Exercise goal →
Each record is to be transcribed exactly.

Provided records →
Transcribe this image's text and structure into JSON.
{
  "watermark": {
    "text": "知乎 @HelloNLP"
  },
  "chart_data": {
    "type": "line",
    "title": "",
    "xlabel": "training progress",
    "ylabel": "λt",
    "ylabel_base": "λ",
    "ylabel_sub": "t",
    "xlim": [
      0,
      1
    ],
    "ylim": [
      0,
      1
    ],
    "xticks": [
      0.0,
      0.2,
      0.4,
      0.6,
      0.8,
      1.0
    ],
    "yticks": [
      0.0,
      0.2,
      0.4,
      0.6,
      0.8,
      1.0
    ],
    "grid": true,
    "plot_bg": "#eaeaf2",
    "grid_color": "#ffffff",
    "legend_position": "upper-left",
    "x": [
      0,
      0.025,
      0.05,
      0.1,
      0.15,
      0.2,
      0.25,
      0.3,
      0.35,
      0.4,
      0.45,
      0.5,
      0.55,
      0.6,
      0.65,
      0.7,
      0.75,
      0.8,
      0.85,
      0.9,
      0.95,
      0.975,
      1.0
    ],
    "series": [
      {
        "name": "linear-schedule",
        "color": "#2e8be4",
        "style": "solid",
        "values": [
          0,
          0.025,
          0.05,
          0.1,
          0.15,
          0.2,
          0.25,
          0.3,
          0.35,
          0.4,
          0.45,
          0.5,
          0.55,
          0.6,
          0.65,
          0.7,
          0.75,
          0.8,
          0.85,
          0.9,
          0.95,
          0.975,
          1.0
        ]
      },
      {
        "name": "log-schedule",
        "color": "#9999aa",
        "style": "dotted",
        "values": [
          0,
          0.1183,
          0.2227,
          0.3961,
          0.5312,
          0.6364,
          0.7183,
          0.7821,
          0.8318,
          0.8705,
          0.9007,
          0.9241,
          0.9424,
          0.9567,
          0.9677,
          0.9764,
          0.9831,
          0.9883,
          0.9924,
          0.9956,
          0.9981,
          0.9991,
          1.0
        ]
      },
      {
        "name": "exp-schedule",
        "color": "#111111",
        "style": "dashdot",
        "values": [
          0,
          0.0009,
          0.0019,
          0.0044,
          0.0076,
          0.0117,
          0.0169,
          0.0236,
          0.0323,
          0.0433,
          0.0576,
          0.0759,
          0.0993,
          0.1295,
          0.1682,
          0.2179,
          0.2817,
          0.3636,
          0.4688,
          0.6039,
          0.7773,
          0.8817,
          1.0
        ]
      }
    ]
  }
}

Task solution →
Transcribe this image's text and structure into JSON.
{
  "watermark": {
    "text": "知乎 @HelloNLP"
  },
  "chart_data": {
    "type": "line",
    "title": "",
    "xlabel": "training progress",
    "ylabel": "λt",
    "ylabel_base": "λ",
    "ylabel_sub": "t",
    "xlim": [
      0,
      1
    ],
    "ylim": [
      0,
      1
    ],
    "xticks": [
      0.0,
      0.2,
      0.4,
      0.6,
      0.8,
      1.0
    ],
    "yticks": [
      0.0,
      0.2,
      0.4,
      0.6,
      0.8,
      1.0
    ],
    "grid": true,
    "plot_bg": "#eaeaf2",
    "grid_color": "#ffffff",
    "legend_position": "upper-left",
    "x": [
      0,
      0.025,
      0.05,
      0.1,
      0.15,
      0.2,
      0.25,
      0.3,
      0.35,
      0.4,
      0.45,
      0.5,
      0.55,
      0.6,
      0.65,
      0.7,
      0.75,
      0.8,
      0.85,
      0.9,
      0.95,
      0.975,
      1.0
    ],
    "series": [
      {
        "name": "linear-schedule",
        "color": "#2e8be4",
        "style": "solid",
        "values": [
          0,
          0.025,
          0.05,
          0.1,
          0.15,
          0.2,
          0.25,
          0.3,
          0.35,
          0.4,
          0.45,
          0.5,
          0.55,
          0.6,
          0.65,
          0.7,
          0.75,
          0.8,
          0.85,
          0.9,
          0.95,
          0.975,
          1.0
        ]
      },
      {
        "name": "log-schedule",
        "color": "#9999aa",
        "style": "dotted",
        "values": [
          0,
          0.1183,
          0.2227,
          0.3961,
          0.5312,
          0.6364,
          0.7183,
          0.7821,
          0.8318,
          0.8705,
          0.9007,
          0.9241,
          0.9424,
          0.9567,
          0.9677,
          0.9764,
          0.9831,
          0.9883,
          0.9924,
          0.9956,
          0.9981,
          0.9991,
          1.0
        ]
      },
      {
        "name": "exp-schedule",
        "color": "#111111",
        "style": "dashdot",
        "values": [
          0,
          0.0009,
          0.0019,
          0.0044,
          0.0076,
          0.0117,
          0.0169,
          0.0236,
          0.0323,
          0.0433,
          0.0576,
          0.0759,
          0.0993,
          0.1295,
          0.1682,
          0.2179,
          0.2817,
          0.3636,
          0.4688,
          0.6039,
          0.7773,
          0.8817,
          1.0
        ]
      }
    ]
  }
}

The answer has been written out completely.